» **What the task requires**
Skip the pictures. Repeat everything else in the records word for word.

» **Records**
<<<<

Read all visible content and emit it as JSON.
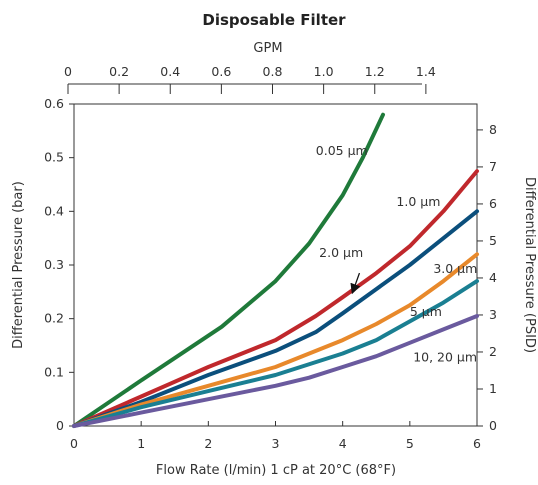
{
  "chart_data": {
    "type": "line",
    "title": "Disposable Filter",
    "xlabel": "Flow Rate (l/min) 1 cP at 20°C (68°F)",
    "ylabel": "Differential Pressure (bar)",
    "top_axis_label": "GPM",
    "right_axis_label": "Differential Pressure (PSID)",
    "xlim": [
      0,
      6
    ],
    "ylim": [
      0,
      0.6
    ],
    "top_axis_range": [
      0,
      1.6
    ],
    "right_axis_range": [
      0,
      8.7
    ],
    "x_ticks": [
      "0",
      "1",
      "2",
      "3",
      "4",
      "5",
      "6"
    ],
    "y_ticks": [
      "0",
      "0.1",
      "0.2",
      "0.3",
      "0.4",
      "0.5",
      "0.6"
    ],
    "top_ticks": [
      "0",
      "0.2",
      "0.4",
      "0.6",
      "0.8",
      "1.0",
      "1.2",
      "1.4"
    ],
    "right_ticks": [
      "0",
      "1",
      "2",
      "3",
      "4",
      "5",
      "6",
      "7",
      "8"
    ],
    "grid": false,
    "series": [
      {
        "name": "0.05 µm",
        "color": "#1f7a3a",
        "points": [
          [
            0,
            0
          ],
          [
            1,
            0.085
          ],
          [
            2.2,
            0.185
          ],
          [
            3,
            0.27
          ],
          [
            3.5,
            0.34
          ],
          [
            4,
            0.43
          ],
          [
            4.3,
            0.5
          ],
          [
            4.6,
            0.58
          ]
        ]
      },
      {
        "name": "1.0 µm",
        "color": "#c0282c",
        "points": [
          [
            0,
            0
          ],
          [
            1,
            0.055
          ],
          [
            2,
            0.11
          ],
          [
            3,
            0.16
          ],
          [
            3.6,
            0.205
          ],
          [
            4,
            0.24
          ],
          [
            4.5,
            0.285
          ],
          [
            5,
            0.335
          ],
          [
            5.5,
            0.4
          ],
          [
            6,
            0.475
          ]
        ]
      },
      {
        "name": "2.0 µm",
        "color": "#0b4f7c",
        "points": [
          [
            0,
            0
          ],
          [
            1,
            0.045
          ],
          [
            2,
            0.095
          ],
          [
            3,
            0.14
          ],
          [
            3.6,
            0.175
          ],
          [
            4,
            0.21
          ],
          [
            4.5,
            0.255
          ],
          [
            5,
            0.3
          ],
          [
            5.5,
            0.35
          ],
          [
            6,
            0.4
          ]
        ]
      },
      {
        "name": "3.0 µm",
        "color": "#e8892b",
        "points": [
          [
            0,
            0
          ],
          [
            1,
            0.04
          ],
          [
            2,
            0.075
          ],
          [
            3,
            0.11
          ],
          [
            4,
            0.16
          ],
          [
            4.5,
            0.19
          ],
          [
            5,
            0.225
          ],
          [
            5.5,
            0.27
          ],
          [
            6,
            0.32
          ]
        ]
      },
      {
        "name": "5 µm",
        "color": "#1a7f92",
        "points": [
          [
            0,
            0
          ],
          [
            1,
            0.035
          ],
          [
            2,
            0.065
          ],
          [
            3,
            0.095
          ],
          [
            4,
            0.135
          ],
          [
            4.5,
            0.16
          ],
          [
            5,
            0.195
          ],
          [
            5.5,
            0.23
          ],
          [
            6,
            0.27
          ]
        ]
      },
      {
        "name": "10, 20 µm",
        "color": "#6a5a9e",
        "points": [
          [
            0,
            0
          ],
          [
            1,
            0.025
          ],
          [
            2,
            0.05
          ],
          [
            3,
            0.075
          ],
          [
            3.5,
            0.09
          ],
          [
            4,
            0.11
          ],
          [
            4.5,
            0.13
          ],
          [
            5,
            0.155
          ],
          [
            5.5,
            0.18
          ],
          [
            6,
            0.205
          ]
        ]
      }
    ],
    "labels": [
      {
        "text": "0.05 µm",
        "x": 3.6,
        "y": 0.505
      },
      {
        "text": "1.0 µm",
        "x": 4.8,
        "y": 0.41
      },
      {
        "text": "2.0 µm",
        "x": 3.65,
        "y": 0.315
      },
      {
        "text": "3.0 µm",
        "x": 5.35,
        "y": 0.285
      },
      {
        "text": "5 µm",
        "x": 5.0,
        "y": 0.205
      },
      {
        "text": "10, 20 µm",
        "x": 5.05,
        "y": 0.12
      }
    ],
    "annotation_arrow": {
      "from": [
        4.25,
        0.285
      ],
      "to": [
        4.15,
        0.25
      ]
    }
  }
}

>>>>

» **Exercise output**
Read all visible content and emit it as JSON.
{
  "chart_data": {
    "type": "line",
    "title": "Disposable Filter",
    "xlabel": "Flow Rate (l/min) 1 cP at 20°C (68°F)",
    "ylabel": "Differential Pressure (bar)",
    "top_axis_label": "GPM",
    "right_axis_label": "Differential Pressure (PSID)",
    "xlim": [
      0,
      6
    ],
    "ylim": [
      0,
      0.6
    ],
    "top_axis_range": [
      0,
      1.6
    ],
    "right_axis_range": [
      0,
      8.7
    ],
    "x_ticks": [
      "0",
      "1",
      "2",
      "3",
      "4",
      "5",
      "6"
    ],
    "y_ticks": [
      "0",
      "0.1",
      "0.2",
      "0.3",
      "0.4",
      "0.5",
      "0.6"
    ],
    "top_ticks": [
      "0",
      "0.2",
      "0.4",
      "0.6",
      "0.8",
      "1.0",
      "1.2",
      "1.4"
    ],
    "right_ticks": [
      "0",
      "1",
      "2",
      "3",
      "4",
      "5",
      "6",
      "7",
      "8"
    ],
    "grid": false,
    "series": [
      {
        "name": "0.05 µm",
        "color": "#1f7a3a",
        "points": [
          [
            0,
            0
          ],
          [
            1,
            0.085
          ],
          [
            2.2,
            0.185
          ],
          [
            3,
            0.27
          ],
          [
            3.5,
            0.34
          ],
          [
            4,
            0.43
          ],
          [
            4.3,
            0.5
          ],
          [
            4.6,
            0.58
          ]
        ]
      },
      {
        "name": "1.0 µm",
        "color": "#c0282c",
        "points": [
          [
            0,
            0
          ],
          [
            1,
            0.055
          ],
          [
            2,
            0.11
          ],
          [
            3,
            0.16
          ],
          [
            3.6,
            0.205
          ],
          [
            4,
            0.24
          ],
          [
            4.5,
            0.285
          ],
          [
            5,
            0.335
          ],
          [
            5.5,
            0.4
          ],
          [
            6,
            0.475
          ]
        ]
      },
      {
        "name": "2.0 µm",
        "color": "#0b4f7c",
        "points": [
          [
            0,
            0
          ],
          [
            1,
            0.045
          ],
          [
            2,
            0.095
          ],
          [
            3,
            0.14
          ],
          [
            3.6,
            0.175
          ],
          [
            4,
            0.21
          ],
          [
            4.5,
            0.255
          ],
          [
            5,
            0.3
          ],
          [
            5.5,
            0.35
          ],
          [
            6,
            0.4
          ]
        ]
      },
      {
        "name": "3.0 µm",
        "color": "#e8892b",
        "points": [
          [
            0,
            0
          ],
          [
            1,
            0.04
          ],
          [
            2,
            0.075
          ],
          [
            3,
            0.11
          ],
          [
            4,
            0.16
          ],
          [
            4.5,
            0.19
          ],
          [
            5,
            0.225
          ],
          [
            5.5,
            0.27
          ],
          [
            6,
            0.32
          ]
        ]
      },
      {
        "name": "5 µm",
        "color": "#1a7f92",
        "points": [
          [
            0,
            0
          ],
          [
            1,
            0.035
          ],
          [
            2,
            0.065
          ],
          [
            3,
            0.095
          ],
          [
            4,
            0.135
          ],
          [
            4.5,
            0.16
          ],
          [
            5,
            0.195
          ],
          [
            5.5,
            0.23
          ],
          [
            6,
            0.27
          ]
        ]
      },
      {
        "name": "10, 20 µm",
        "color": "#6a5a9e",
        "points": [
          [
            0,
            0
          ],
          [
            1,
            0.025
          ],
          [
            2,
            0.05
          ],
          [
            3,
            0.075
          ],
          [
            3.5,
            0.09
          ],
          [
            4,
            0.11
          ],
          [
            4.5,
            0.13
          ],
          [
            5,
            0.155
          ],
          [
            5.5,
            0.18
          ],
          [
            6,
            0.205
          ]
        ]
      }
    ],
    "labels": [
      {
        "text": "0.05 µm",
        "x": 3.6,
        "y": 0.505
      },
      {
        "text": "1.0 µm",
        "x": 4.8,
        "y": 0.41
      },
      {
        "text": "2.0 µm",
        "x": 3.65,
        "y": 0.315
      },
      {
        "text": "3.0 µm",
        "x": 5.35,
        "y": 0.285
      },
      {
        "text": "5 µm",
        "x": 5.0,
        "y": 0.205
      },
      {
        "text": "10, 20 µm",
        "x": 5.05,
        "y": 0.12
      }
    ],
    "annotation_arrow": {
      "from": [
        4.25,
        0.285
      ],
      "to": [
        4.15,
        0.25
      ]
    }
  }
}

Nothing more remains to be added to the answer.